> Short problem: Scan the lines below for the string "Государство" and report how many lines contain it, giving only the number.

> Input material:
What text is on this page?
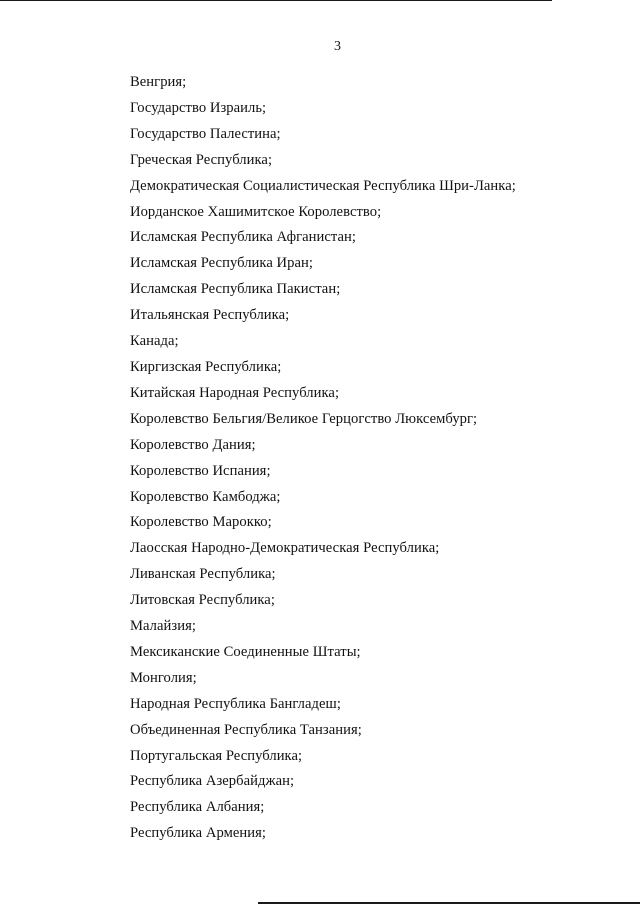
3
Венгрия;
Государство Израиль;
Государство Палестина;
Греческая Республика;
Демократическая Социалистическая Республика Шри-Ланка;
Иорданское Хашимитское Королевство;
Исламская Республика Афганистан;
Исламская Республика Иран;
Исламская Республика Пакистан;
Итальянская Республика;
Канада;
Киргизская Республика;
Китайская Народная Республика;
Королевство Бельгия/Великое Герцогство Люксембург;
Королевство Дания;
Королевство Испания;
Королевство Камбоджа;
Королевство Марокко;
Лаосская Народно-Демократическая Республика;
Ливанская Республика;
Литовская Республика;
Малайзия;
Мексиканские Соединенные Штаты;
Монголия;
Народная Республика Бангладеш;
Объединенная Республика Танзания;
Португальская Республика;
Республика Азербайджан;
Республика Албания;
Республика Армения;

> Complete answer: 2